▶ _GIVEN PROBLEM_
Check each line of the listing for the word "Biotech" and give only the number of lines that have it.

[Records about charts and figures]
▼
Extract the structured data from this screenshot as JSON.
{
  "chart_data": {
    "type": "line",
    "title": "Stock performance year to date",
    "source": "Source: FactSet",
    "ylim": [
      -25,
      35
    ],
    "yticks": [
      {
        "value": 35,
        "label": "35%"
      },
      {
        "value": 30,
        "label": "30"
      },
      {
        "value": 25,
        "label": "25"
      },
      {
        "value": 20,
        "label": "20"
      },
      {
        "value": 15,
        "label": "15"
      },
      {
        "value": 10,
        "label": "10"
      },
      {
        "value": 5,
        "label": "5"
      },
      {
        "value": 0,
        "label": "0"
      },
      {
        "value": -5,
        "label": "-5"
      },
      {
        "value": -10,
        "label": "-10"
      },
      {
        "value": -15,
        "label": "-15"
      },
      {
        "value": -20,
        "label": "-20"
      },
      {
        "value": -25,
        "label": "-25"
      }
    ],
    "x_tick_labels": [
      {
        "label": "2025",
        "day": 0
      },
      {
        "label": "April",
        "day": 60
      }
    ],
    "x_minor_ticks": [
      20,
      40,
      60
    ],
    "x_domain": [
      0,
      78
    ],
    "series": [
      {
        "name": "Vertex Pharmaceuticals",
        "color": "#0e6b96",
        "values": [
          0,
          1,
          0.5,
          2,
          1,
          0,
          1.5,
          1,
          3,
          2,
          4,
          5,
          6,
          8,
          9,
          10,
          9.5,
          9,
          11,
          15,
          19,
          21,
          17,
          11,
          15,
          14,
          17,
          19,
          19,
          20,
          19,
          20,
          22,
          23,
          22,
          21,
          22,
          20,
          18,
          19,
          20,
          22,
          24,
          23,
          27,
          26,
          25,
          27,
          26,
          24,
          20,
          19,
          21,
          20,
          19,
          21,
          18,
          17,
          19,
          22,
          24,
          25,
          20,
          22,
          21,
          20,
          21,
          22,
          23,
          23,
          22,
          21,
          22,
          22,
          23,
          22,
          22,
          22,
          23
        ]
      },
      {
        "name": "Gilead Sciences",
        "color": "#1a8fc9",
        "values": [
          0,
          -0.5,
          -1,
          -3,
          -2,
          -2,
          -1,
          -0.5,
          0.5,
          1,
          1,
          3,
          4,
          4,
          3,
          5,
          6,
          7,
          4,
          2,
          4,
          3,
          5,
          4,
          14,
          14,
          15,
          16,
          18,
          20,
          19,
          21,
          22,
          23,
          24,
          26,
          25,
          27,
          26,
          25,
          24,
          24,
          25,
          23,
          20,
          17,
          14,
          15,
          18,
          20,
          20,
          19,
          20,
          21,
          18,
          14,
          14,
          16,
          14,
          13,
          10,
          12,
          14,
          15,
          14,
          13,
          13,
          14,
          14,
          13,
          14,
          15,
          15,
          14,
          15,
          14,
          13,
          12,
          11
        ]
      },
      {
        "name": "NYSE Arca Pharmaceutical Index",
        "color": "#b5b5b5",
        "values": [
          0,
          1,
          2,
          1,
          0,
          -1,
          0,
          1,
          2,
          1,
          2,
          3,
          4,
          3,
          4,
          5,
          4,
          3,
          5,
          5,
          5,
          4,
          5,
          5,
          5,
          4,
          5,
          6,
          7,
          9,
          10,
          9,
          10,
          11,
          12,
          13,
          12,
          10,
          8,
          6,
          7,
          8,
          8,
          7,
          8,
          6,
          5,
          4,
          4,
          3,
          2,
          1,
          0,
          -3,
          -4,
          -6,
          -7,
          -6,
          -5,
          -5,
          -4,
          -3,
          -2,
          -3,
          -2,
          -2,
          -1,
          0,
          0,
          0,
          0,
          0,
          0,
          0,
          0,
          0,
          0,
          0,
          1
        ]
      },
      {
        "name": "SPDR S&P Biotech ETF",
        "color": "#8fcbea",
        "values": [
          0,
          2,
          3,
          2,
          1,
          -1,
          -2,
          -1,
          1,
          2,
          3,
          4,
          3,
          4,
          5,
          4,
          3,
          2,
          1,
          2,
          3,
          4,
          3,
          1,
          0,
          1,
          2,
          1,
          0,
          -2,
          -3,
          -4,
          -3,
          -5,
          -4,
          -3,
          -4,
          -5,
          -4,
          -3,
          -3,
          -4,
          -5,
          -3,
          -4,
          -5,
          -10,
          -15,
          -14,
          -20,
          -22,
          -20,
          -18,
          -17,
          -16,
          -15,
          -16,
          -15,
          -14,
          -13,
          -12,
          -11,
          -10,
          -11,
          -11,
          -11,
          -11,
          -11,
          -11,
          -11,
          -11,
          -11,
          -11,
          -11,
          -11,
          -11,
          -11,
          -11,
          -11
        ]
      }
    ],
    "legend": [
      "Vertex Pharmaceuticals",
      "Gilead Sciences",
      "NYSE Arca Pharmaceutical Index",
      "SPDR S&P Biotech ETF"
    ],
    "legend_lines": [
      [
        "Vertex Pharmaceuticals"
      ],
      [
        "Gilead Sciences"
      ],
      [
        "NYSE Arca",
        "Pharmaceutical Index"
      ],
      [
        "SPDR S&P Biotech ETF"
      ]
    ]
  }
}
▲
▼
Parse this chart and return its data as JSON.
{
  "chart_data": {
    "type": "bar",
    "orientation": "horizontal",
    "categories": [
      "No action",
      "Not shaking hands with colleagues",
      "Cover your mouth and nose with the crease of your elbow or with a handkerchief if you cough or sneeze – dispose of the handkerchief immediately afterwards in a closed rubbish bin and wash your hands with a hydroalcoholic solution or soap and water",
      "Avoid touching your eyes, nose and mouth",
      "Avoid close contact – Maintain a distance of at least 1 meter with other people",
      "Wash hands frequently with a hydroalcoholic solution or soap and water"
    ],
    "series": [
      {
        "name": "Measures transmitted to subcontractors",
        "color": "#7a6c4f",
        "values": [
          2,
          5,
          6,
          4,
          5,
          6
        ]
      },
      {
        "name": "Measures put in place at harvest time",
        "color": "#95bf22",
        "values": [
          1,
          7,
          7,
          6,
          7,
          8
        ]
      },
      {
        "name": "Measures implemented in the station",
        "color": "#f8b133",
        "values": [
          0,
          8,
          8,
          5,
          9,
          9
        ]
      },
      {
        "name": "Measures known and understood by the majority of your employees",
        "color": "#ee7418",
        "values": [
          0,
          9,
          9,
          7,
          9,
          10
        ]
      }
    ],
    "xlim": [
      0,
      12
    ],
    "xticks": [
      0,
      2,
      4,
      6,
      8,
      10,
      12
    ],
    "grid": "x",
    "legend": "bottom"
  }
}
▲
▶ _CORRECT ANSWER_
3